▶ AIM
Below are some records. Say how many of their lines contain the string "this", and give nothing but the number.

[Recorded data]
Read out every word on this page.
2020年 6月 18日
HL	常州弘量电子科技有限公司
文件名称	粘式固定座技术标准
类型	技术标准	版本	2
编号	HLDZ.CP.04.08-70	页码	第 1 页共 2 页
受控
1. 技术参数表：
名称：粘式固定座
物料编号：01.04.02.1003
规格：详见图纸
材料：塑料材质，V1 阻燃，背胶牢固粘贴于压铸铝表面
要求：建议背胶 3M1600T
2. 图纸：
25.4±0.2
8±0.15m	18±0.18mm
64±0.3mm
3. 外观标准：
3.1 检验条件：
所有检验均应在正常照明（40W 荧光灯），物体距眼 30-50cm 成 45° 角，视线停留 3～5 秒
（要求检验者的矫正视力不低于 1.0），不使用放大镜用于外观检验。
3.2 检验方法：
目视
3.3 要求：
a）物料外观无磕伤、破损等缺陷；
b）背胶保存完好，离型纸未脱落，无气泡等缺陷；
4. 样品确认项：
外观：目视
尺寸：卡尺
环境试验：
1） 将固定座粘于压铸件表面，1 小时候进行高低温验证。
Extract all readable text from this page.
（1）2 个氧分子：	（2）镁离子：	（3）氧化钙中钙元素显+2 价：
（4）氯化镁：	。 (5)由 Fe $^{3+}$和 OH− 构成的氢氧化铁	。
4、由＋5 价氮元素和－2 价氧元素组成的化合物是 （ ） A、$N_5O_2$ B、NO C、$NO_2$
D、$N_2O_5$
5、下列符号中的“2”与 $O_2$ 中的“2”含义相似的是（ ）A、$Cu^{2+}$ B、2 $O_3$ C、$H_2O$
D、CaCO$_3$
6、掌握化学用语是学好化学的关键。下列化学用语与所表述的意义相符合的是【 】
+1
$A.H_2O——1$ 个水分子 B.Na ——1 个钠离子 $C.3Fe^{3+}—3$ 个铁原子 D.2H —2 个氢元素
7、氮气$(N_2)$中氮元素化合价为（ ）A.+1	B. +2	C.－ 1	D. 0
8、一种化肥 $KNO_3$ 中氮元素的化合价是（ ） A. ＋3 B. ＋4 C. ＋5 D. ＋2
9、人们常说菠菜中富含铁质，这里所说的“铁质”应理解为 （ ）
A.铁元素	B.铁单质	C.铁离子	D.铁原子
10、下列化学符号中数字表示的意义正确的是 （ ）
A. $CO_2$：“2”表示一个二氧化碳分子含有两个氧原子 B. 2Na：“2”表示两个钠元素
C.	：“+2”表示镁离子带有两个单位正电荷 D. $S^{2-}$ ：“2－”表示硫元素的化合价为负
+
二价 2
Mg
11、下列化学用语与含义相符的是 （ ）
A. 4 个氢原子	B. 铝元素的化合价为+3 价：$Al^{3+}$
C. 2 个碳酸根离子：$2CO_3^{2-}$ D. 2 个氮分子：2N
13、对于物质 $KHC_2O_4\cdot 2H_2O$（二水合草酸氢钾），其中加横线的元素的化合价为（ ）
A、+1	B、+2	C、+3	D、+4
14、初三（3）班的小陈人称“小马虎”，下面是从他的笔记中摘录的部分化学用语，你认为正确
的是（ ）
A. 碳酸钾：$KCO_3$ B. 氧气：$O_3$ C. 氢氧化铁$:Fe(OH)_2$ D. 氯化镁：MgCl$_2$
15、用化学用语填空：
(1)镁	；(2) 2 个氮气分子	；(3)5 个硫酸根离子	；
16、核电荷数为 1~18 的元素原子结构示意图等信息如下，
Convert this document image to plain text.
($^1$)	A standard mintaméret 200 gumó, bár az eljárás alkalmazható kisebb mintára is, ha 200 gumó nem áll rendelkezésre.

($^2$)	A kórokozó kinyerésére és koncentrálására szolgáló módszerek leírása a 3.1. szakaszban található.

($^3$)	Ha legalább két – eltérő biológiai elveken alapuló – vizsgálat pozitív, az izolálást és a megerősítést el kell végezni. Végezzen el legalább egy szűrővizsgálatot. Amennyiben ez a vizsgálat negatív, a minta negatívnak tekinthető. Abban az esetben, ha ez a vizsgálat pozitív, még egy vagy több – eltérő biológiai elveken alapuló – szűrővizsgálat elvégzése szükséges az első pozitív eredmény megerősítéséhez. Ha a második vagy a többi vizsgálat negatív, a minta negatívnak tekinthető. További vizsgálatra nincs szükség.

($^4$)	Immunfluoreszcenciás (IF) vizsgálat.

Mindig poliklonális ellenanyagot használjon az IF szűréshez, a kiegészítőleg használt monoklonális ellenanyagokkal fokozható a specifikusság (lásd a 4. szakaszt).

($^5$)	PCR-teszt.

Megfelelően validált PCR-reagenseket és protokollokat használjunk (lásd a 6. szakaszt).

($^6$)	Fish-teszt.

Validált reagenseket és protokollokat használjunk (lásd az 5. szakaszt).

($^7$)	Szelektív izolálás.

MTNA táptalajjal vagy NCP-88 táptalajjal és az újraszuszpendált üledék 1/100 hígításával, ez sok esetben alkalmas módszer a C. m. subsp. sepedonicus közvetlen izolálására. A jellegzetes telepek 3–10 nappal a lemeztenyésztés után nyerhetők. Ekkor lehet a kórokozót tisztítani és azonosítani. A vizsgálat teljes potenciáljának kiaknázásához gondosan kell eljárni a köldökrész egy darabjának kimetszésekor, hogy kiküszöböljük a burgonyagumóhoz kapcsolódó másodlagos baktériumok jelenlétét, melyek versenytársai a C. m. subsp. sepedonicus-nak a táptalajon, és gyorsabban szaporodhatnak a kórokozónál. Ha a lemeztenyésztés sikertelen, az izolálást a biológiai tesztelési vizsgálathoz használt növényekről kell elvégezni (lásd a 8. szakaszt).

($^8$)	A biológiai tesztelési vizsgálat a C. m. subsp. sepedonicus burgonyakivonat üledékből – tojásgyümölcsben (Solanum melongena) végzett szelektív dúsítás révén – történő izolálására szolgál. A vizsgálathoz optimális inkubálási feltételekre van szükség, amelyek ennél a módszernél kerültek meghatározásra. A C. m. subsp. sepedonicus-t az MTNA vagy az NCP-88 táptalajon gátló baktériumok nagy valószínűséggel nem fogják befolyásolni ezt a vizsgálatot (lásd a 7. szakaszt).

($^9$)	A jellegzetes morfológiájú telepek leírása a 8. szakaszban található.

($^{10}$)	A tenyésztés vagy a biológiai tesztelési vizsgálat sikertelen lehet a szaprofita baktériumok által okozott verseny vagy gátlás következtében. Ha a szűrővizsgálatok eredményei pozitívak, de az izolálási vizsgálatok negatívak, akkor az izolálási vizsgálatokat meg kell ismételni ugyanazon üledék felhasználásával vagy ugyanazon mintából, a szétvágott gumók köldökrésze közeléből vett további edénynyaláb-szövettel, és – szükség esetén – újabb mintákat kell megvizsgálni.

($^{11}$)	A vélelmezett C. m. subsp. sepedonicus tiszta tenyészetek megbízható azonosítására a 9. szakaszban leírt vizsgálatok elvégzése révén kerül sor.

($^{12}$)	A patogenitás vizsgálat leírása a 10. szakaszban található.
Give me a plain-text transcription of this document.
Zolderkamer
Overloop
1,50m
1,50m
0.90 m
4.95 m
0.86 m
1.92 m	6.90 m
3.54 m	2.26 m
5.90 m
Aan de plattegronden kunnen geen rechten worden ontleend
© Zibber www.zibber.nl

▶ OUTPUT OF THE TASK
4